Description of the task: Everything in the listing should be restated word for word.

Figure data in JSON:
------
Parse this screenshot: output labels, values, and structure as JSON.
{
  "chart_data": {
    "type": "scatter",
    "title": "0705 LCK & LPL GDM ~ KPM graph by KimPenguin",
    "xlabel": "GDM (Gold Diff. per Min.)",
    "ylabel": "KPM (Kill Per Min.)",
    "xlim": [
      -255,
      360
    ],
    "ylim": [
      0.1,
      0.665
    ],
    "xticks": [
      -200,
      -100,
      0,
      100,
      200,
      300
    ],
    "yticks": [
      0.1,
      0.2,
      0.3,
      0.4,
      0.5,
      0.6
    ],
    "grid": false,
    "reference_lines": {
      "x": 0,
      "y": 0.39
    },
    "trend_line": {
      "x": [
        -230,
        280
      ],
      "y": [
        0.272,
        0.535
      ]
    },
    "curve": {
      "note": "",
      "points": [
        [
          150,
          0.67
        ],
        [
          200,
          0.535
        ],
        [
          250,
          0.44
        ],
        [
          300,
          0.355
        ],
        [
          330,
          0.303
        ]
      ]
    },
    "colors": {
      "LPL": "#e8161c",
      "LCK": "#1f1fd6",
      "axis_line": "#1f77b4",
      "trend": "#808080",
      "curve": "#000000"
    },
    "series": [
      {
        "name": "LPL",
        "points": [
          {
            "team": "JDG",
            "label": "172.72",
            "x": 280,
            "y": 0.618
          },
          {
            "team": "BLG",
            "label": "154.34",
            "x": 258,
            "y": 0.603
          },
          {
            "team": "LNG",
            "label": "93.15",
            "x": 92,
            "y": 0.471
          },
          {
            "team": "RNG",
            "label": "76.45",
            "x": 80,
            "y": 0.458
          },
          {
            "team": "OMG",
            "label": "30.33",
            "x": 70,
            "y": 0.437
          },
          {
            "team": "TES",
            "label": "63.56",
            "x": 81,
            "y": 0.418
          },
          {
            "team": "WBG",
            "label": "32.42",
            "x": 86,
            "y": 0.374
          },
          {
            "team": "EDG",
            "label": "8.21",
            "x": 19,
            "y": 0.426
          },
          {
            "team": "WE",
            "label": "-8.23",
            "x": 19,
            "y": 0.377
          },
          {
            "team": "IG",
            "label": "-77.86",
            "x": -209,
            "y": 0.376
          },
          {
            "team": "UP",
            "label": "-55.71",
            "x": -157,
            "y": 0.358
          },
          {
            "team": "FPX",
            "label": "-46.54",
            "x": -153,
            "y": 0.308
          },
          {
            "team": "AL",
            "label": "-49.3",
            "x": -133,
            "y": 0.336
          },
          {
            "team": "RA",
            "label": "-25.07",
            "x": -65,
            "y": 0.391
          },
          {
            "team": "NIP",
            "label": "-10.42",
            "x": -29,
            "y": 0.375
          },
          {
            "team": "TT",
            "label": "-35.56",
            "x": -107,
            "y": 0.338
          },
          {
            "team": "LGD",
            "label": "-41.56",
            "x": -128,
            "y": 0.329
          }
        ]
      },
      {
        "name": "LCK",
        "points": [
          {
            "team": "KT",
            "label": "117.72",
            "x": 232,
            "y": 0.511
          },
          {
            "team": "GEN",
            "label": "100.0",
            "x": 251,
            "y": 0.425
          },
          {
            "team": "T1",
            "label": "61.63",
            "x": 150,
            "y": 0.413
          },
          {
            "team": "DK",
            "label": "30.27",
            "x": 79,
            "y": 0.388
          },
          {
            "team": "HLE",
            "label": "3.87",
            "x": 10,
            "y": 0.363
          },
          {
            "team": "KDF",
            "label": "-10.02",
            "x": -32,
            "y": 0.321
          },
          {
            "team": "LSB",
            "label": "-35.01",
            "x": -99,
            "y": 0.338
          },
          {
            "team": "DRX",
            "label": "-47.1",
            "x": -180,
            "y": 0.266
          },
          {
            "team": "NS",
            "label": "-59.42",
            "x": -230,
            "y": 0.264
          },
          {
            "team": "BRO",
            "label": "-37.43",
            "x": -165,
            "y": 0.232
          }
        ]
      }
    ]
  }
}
------
Response:
Parse this screenshot: output labels, values, and structure as JSON.
{
  "chart_data": {
    "type": "scatter",
    "title": "0705 LCK & LPL GDM ~ KPM graph by KimPenguin",
    "xlabel": "GDM (Gold Diff. per Min.)",
    "ylabel": "KPM (Kill Per Min.)",
    "xlim": [
      -255,
      360
    ],
    "ylim": [
      0.1,
      0.665
    ],
    "xticks": [
      -200,
      -100,
      0,
      100,
      200,
      300
    ],
    "yticks": [
      0.1,
      0.2,
      0.3,
      0.4,
      0.5,
      0.6
    ],
    "grid": false,
    "reference_lines": {
      "x": 0,
      "y": 0.39
    },
    "trend_line": {
      "x": [
        -230,
        280
      ],
      "y": [
        0.272,
        0.535
      ]
    },
    "curve": {
      "note": "",
      "points": [
        [
          150,
          0.67
        ],
        [
          200,
          0.535
        ],
        [
          250,
          0.44
        ],
        [
          300,
          0.355
        ],
        [
          330,
          0.303
        ]
      ]
    },
    "colors": {
      "LPL": "#e8161c",
      "LCK": "#1f1fd6",
      "axis_line": "#1f77b4",
      "trend": "#808080",
      "curve": "#000000"
    },
    "series": [
      {
        "name": "LPL",
        "points": [
          {
            "team": "JDG",
            "label": "172.72",
            "x": 280,
            "y": 0.618
          },
          {
            "team": "BLG",
            "label": "154.34",
            "x": 258,
            "y": 0.603
          },
          {
            "team": "LNG",
            "label": "93.15",
            "x": 92,
            "y": 0.471
          },
          {
            "team": "RNG",
            "label": "76.45",
            "x": 80,
            "y": 0.458
          },
          {
            "team": "OMG",
            "label": "30.33",
            "x": 70,
            "y": 0.437
          },
          {
            "team": "TES",
            "label": "63.56",
            "x": 81,
            "y": 0.418
          },
          {
            "team": "WBG",
            "label": "32.42",
            "x": 86,
            "y": 0.374
          },
          {
            "team": "EDG",
            "label": "8.21",
            "x": 19,
            "y": 0.426
          },
          {
            "team": "WE",
            "label": "-8.23",
            "x": 19,
            "y": 0.377
          },
          {
            "team": "IG",
            "label": "-77.86",
            "x": -209,
            "y": 0.376
          },
          {
            "team": "UP",
            "label": "-55.71",
            "x": -157,
            "y": 0.358
          },
          {
            "team": "FPX",
            "label": "-46.54",
            "x": -153,
            "y": 0.308
          },
          {
            "team": "AL",
            "label": "-49.3",
            "x": -133,
            "y": 0.336
          },
          {
            "team": "RA",
            "label": "-25.07",
            "x": -65,
            "y": 0.391
          },
          {
            "team": "NIP",
            "label": "-10.42",
            "x": -29,
            "y": 0.375
          },
          {
            "team": "TT",
            "label": "-35.56",
            "x": -107,
            "y": 0.338
          },
          {
            "team": "LGD",
            "label": "-41.56",
            "x": -128,
            "y": 0.329
          }
        ]
      },
      {
        "name": "LCK",
        "points": [
          {
            "team": "KT",
            "label": "117.72",
            "x": 232,
            "y": 0.511
          },
          {
            "team": "GEN",
            "label": "100.0",
            "x": 251,
            "y": 0.425
          },
          {
            "team": "T1",
            "label": "61.63",
            "x": 150,
            "y": 0.413
          },
          {
            "team": "DK",
            "label": "30.27",
            "x": 79,
            "y": 0.388
          },
          {
            "team": "HLE",
            "label": "3.87",
            "x": 10,
            "y": 0.363
          },
          {
            "team": "KDF",
            "label": "-10.02",
            "x": -32,
            "y": 0.321
          },
          {
            "team": "LSB",
            "label": "-35.01",
            "x": -99,
            "y": 0.338
          },
          {
            "team": "DRX",
            "label": "-47.1",
            "x": -180,
            "y": 0.266
          },
          {
            "team": "NS",
            "label": "-59.42",
            "x": -230,
            "y": 0.264
          },
          {
            "team": "BRO",
            "label": "-37.43",
            "x": -165,
            "y": 0.232
          }
        ]
      }
    ]
  }
}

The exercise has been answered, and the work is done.